▶ _PROBLEM TO WORK ON_: Without including any pictures, write out all the entries exactly.

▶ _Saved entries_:
# # # # # # #

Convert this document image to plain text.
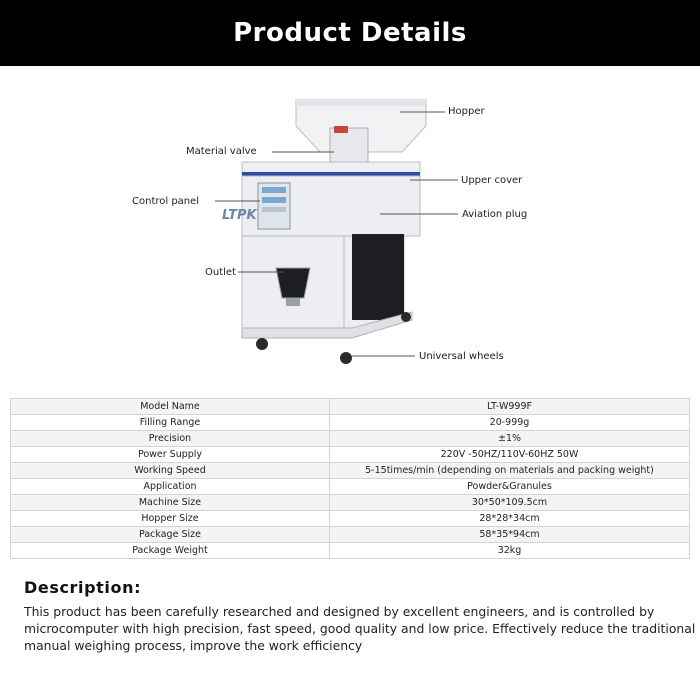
Product Details
LTPK
Hopper
Material valve
Upper cover
Control panel
Aviation plug
Outlet
Universal wheels
Model Name	LT-W999F
Filling Range	20-999g
Precision	±1%
Power Supply	220V -50HZ/110V-60HZ 50W
Working Speed	5-15times/min (depending on materials and packing weight)
Application	Powder&Granules
Machine Size	30*50*109.5cm
Hopper Size	28*28*34cm
Package Size	58*35*94cm
Package Weight	32kg
Description:
This product has been carefully researched and designed by excellent engineers, and is controlled by microcomputer with high precision, fast speed, good quality and low price. Effectively reduce the traditional manual weighing process, improve the work efficiency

# # # # # # #

▶ _EXPECTED ANSWER_:
Convert this document image to plain text.
Product Details
LTPK
Hopper
Material valve
Upper cover
Control panel
Aviation plug
Outlet
Universal wheels
Model Name	LT-W999F
Filling Range	20-999g
Precision	±1%
Power Supply	220V -50HZ/110V-60HZ 50W
Working Speed	5-15times/min (depending on materials and packing weight)
Application	Powder&Granules
Machine Size	30*50*109.5cm
Hopper Size	28*28*34cm
Package Size	58*35*94cm
Package Weight	32kg
Description:
This product has been carefully researched and designed by excellent engineers, and is controlled by microcomputer with high precision, fast speed, good quality and low price. Effectively reduce the traditional manual weighing process, improve the work efficiency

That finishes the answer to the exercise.